Given data:
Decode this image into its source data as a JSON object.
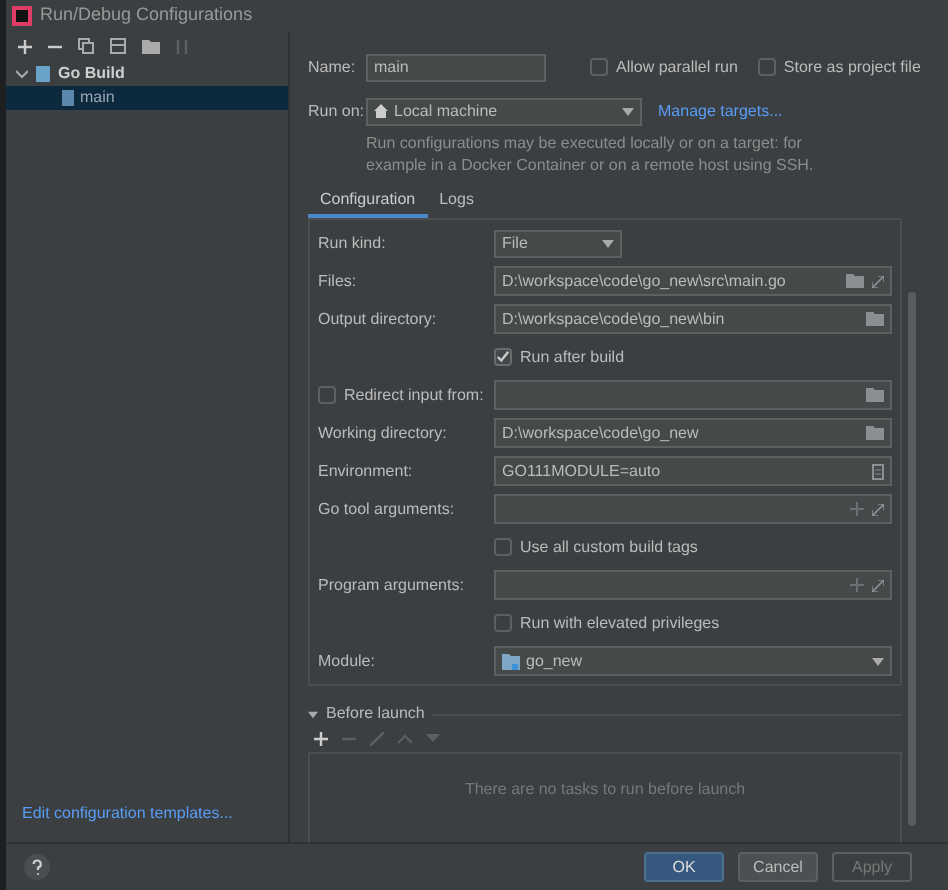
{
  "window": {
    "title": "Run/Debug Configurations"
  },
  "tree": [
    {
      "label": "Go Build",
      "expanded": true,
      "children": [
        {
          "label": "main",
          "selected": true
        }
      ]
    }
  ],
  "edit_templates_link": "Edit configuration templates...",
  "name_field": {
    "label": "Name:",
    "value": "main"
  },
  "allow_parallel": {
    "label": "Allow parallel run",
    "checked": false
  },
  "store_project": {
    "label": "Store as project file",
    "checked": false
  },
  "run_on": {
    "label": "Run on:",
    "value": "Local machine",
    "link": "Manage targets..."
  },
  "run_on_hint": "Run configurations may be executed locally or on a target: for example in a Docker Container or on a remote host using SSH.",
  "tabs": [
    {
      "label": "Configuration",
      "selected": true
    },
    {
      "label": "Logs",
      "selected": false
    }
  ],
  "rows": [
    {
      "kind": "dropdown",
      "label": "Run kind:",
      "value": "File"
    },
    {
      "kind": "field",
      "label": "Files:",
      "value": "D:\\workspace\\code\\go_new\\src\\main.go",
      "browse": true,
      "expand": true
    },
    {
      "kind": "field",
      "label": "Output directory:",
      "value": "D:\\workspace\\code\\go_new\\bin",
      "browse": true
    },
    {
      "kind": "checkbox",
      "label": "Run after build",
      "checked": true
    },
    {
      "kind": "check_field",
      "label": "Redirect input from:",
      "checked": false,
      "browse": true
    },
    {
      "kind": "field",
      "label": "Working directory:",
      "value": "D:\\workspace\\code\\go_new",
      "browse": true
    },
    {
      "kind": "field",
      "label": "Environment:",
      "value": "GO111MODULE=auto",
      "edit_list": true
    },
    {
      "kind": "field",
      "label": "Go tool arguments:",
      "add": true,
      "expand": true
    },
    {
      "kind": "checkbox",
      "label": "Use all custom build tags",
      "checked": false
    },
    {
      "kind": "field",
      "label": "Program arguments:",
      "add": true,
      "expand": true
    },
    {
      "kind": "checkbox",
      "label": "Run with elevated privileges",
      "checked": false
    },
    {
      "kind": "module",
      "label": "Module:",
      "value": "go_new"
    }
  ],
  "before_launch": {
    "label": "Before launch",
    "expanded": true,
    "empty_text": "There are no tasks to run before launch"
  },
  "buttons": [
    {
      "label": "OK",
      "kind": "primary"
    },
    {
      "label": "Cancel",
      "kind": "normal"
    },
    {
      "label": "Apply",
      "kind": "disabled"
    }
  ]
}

Instructions for the task:
Each record above is to be restated exactly, with its pictures removed from the copy.

Worked solution:
Decode this image into its source data as a JSON object.
{
  "window": {
    "title": "Run/Debug Configurations"
  },
  "tree": [
    {
      "label": "Go Build",
      "expanded": true,
      "children": [
        {
          "label": "main",
          "selected": true
        }
      ]
    }
  ],
  "edit_templates_link": "Edit configuration templates...",
  "name_field": {
    "label": "Name:",
    "value": "main"
  },
  "allow_parallel": {
    "label": "Allow parallel run",
    "checked": false
  },
  "store_project": {
    "label": "Store as project file",
    "checked": false
  },
  "run_on": {
    "label": "Run on:",
    "value": "Local machine",
    "link": "Manage targets..."
  },
  "run_on_hint": "Run configurations may be executed locally or on a target: for example in a Docker Container or on a remote host using SSH.",
  "tabs": [
    {
      "label": "Configuration",
      "selected": true
    },
    {
      "label": "Logs",
      "selected": false
    }
  ],
  "rows": [
    {
      "kind": "dropdown",
      "label": "Run kind:",
      "value": "File"
    },
    {
      "kind": "field",
      "label": "Files:",
      "value": "D:\\workspace\\code\\go_new\\src\\main.go",
      "browse": true,
      "expand": true
    },
    {
      "kind": "field",
      "label": "Output directory:",
      "value": "D:\\workspace\\code\\go_new\\bin",
      "browse": true
    },
    {
      "kind": "checkbox",
      "label": "Run after build",
      "checked": true
    },
    {
      "kind": "check_field",
      "label": "Redirect input from:",
      "checked": false,
      "browse": true
    },
    {
      "kind": "field",
      "label": "Working directory:",
      "value": "D:\\workspace\\code\\go_new",
      "browse": true
    },
    {
      "kind": "field",
      "label": "Environment:",
      "value": "GO111MODULE=auto",
      "edit_list": true
    },
    {
      "kind": "field",
      "label": "Go tool arguments:",
      "add": true,
      "expand": true
    },
    {
      "kind": "checkbox",
      "label": "Use all custom build tags",
      "checked": false
    },
    {
      "kind": "field",
      "label": "Program arguments:",
      "add": true,
      "expand": true
    },
    {
      "kind": "checkbox",
      "label": "Run with elevated privileges",
      "checked": false
    },
    {
      "kind": "module",
      "label": "Module:",
      "value": "go_new"
    }
  ],
  "before_launch": {
    "label": "Before launch",
    "expanded": true,
    "empty_text": "There are no tasks to run before launch"
  },
  "buttons": [
    {
      "label": "OK",
      "kind": "primary"
    },
    {
      "label": "Cancel",
      "kind": "normal"
    },
    {
      "label": "Apply",
      "kind": "disabled"
    }
  ]
}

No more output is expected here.